> [Directions] Starting at the line containing "List every element" and ending at the line containing "- macd-bar: [542, 668, 545, 673]", copy out those lines with every "macd-bar" swapped for "histogram-bar" and all else unchanged.

■ ■ ■ ■ ■ ■ ■

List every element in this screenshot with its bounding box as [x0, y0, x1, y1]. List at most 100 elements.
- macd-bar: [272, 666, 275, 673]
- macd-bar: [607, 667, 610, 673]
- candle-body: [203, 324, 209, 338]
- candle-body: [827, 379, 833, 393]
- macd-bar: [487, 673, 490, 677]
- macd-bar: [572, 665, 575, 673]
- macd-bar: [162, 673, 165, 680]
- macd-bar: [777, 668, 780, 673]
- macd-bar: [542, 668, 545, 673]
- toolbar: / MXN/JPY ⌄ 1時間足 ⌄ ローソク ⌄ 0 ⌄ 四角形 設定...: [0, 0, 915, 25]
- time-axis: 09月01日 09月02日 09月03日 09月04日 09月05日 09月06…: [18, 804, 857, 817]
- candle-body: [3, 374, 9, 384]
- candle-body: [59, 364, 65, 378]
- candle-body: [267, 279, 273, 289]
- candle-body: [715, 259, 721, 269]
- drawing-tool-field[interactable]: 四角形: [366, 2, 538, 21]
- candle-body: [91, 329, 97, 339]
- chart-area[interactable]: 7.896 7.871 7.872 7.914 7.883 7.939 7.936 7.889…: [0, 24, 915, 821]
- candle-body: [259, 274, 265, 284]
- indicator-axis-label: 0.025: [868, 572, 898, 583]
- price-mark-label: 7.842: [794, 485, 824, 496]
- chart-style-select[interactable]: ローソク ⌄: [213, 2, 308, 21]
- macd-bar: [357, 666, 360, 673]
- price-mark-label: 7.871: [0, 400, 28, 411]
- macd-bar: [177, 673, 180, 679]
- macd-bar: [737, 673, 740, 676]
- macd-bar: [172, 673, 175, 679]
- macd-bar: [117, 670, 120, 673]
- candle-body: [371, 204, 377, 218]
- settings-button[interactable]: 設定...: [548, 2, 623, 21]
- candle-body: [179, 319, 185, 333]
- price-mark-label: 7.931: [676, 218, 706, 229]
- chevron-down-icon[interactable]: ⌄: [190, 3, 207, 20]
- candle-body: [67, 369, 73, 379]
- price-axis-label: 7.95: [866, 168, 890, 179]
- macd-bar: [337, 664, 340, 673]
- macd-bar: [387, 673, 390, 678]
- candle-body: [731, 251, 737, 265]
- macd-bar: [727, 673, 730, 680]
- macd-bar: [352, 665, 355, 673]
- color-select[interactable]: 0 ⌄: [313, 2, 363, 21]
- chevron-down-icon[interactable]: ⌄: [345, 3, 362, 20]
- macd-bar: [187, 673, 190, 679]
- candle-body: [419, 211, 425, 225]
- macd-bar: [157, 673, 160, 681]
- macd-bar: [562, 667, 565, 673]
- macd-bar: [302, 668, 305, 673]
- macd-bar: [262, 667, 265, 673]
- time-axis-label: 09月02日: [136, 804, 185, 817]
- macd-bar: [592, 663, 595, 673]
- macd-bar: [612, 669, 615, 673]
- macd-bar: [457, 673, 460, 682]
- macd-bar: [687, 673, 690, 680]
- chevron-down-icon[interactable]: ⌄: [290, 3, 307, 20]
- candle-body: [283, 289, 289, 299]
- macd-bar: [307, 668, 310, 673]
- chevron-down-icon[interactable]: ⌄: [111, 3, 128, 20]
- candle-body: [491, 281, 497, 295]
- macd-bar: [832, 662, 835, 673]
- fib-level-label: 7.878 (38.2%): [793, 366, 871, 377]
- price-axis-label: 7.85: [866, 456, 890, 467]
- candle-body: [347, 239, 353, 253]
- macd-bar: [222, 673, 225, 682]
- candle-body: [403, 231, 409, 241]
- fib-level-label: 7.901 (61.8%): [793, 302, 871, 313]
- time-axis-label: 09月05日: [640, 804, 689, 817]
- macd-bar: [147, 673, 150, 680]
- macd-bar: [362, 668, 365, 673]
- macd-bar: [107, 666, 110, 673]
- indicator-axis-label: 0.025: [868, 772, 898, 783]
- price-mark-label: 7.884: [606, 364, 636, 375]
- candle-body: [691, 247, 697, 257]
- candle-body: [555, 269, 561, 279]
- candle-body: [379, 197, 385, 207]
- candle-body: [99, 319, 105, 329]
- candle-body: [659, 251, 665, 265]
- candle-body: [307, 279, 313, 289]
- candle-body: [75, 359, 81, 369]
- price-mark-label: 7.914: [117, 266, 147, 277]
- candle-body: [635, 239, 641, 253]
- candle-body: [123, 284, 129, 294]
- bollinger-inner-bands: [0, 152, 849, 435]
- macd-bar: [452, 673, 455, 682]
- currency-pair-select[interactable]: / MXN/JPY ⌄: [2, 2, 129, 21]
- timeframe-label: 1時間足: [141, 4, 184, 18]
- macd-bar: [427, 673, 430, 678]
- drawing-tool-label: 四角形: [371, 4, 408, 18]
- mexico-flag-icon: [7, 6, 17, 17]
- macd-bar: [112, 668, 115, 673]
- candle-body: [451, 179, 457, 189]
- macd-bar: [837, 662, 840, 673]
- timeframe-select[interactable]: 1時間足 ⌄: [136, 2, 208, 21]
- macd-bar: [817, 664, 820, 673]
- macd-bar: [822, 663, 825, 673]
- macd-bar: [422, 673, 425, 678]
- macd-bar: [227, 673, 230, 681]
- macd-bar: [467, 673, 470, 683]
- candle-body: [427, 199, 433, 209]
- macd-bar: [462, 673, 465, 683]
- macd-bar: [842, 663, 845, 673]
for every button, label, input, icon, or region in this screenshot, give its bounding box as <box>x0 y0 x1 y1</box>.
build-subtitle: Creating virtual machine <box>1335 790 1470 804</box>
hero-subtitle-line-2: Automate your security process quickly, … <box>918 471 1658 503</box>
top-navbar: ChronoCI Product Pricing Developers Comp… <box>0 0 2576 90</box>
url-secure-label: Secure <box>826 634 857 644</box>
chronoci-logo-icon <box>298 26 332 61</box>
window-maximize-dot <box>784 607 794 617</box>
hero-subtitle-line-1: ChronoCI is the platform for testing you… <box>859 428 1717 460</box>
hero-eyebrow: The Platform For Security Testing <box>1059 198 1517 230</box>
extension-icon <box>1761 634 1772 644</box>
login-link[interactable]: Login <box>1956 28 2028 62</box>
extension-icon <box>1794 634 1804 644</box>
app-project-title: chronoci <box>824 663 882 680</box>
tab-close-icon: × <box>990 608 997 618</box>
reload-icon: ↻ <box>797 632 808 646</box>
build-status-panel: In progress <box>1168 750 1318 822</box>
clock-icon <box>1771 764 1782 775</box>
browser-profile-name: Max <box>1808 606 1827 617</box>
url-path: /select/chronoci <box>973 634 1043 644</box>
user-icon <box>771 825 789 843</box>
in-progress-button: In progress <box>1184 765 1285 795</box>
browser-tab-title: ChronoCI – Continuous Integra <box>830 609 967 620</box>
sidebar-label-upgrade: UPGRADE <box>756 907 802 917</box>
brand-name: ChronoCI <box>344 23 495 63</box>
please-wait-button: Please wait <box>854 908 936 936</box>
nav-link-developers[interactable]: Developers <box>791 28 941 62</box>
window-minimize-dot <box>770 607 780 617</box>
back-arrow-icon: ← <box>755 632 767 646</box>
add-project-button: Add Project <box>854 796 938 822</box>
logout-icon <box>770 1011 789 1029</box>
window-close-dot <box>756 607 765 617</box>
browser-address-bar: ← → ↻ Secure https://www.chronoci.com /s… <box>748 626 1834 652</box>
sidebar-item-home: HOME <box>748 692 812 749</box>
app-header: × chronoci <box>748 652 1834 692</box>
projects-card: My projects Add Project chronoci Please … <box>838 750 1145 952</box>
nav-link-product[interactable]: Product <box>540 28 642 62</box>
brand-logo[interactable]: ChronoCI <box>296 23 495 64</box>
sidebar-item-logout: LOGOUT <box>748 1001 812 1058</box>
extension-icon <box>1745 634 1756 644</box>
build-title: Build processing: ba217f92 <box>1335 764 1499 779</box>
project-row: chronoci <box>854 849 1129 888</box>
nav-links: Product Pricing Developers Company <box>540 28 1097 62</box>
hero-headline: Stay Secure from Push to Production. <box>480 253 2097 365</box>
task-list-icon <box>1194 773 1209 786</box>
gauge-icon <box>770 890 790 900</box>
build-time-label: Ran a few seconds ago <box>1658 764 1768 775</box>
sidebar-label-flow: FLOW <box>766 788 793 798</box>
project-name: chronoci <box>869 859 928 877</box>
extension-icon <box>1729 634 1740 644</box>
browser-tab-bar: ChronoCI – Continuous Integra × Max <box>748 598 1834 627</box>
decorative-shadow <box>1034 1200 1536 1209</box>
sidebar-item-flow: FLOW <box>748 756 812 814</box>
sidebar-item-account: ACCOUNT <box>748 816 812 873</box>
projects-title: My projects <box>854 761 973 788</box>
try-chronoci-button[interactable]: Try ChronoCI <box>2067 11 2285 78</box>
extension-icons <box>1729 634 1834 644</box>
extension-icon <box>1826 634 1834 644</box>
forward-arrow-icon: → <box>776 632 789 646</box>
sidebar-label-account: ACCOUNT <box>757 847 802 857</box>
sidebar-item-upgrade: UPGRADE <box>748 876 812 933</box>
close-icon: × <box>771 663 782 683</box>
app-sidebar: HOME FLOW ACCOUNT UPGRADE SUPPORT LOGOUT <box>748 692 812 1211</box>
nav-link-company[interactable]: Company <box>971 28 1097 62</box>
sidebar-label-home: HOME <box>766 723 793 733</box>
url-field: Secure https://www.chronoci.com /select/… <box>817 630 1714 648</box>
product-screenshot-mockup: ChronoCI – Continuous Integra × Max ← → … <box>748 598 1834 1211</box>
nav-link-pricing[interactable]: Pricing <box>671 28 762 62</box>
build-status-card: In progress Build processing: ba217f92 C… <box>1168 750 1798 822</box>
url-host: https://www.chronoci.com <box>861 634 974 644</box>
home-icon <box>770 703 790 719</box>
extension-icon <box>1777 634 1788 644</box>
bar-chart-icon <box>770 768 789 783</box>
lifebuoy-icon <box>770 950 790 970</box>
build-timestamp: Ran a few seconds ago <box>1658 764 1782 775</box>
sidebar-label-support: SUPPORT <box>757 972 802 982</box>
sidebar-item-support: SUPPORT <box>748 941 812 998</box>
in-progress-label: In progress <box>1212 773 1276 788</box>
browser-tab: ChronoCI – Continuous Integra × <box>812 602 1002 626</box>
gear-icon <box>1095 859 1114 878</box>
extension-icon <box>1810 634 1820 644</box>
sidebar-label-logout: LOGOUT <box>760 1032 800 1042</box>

■ ■ ■ ■ ■ ■ ■

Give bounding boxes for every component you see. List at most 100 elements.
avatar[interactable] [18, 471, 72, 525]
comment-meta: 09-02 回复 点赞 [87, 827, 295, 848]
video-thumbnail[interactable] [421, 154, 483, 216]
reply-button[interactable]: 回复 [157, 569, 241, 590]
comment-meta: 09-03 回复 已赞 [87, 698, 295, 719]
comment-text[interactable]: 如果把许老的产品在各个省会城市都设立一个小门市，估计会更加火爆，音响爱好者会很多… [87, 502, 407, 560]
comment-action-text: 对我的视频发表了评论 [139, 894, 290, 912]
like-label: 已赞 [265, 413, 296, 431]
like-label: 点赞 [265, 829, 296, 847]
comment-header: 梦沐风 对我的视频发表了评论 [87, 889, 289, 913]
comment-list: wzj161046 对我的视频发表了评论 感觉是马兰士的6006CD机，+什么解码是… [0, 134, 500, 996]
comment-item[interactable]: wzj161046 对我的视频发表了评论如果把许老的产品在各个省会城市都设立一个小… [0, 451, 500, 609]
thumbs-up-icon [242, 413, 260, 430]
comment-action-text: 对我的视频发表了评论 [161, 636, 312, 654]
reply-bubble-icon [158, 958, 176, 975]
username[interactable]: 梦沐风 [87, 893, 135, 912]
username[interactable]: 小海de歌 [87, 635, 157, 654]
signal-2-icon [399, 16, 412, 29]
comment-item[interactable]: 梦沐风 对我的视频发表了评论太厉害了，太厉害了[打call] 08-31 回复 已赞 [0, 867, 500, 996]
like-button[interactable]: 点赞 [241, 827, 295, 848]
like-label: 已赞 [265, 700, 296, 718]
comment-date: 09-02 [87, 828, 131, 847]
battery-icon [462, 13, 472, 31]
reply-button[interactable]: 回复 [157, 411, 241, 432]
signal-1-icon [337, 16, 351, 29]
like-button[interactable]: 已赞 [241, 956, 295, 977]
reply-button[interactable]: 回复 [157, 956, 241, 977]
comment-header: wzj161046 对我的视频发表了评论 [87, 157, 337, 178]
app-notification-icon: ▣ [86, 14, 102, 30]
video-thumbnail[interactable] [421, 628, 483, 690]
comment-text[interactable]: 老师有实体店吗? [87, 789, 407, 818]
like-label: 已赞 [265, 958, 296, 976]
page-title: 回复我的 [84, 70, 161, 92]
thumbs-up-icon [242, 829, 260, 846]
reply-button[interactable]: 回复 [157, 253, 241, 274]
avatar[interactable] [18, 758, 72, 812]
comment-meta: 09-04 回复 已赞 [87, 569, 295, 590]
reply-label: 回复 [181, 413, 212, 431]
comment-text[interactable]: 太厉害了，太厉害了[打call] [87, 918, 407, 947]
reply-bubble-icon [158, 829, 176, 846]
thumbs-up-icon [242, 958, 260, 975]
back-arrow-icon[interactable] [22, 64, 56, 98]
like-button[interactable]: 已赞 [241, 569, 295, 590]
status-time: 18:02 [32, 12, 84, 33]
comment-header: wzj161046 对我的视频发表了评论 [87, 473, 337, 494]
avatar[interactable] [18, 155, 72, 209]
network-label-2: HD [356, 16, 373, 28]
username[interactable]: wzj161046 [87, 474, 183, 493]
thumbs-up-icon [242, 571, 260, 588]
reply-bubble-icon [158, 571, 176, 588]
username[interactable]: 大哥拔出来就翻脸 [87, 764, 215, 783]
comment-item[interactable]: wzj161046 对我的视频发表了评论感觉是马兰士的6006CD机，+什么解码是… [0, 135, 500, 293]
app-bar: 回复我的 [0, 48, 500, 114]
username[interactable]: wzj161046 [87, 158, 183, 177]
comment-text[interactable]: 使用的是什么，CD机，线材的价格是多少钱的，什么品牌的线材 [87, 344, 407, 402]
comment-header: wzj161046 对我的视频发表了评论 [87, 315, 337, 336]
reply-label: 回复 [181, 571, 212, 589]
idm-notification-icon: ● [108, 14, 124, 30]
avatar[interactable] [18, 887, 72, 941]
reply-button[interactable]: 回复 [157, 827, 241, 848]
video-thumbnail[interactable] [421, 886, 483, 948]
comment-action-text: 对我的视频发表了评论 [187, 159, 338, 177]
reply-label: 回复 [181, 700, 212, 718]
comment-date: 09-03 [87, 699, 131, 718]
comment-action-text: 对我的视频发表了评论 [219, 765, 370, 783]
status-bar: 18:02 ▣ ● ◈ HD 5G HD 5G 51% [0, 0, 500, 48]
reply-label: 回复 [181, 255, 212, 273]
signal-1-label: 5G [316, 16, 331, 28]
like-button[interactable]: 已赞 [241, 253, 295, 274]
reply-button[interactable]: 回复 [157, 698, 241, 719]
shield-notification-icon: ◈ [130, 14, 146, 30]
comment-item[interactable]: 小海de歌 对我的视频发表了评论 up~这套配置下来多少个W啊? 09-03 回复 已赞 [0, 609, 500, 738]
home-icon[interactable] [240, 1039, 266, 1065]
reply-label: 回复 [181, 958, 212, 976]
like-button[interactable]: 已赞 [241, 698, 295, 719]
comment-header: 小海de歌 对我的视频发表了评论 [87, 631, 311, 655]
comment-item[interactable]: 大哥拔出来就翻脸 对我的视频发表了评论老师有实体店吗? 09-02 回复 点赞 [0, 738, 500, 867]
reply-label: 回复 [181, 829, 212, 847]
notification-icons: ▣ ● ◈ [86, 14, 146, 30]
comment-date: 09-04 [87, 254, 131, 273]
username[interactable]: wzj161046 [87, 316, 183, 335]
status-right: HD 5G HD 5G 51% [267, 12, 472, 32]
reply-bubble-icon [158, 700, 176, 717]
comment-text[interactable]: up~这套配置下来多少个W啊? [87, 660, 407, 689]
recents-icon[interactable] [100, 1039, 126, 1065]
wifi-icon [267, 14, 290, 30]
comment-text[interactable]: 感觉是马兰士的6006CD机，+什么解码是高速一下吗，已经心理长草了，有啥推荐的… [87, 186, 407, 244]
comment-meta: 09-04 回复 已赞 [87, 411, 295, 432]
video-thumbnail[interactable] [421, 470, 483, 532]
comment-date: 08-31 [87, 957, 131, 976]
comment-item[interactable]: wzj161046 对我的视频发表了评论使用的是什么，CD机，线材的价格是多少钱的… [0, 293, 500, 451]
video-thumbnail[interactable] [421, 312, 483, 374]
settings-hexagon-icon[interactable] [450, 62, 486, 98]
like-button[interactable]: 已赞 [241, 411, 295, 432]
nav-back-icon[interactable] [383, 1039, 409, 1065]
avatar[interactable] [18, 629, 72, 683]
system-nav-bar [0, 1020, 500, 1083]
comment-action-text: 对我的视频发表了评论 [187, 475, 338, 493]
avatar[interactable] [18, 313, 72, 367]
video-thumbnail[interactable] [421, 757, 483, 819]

■ ■ ■ ■ ■ ■ ■

> [Task answer]
List every element in this screenshot with its bounding box as [x0, y0, x1, y1]. List at most 100 elements.
- histogram-bar: [272, 666, 275, 673]
- histogram-bar: [607, 667, 610, 673]
- candle-body: [203, 324, 209, 338]
- candle-body: [827, 379, 833, 393]
- histogram-bar: [487, 673, 490, 677]
- histogram-bar: [572, 665, 575, 673]
- histogram-bar: [162, 673, 165, 680]
- histogram-bar: [777, 668, 780, 673]
- histogram-bar: [542, 668, 545, 673]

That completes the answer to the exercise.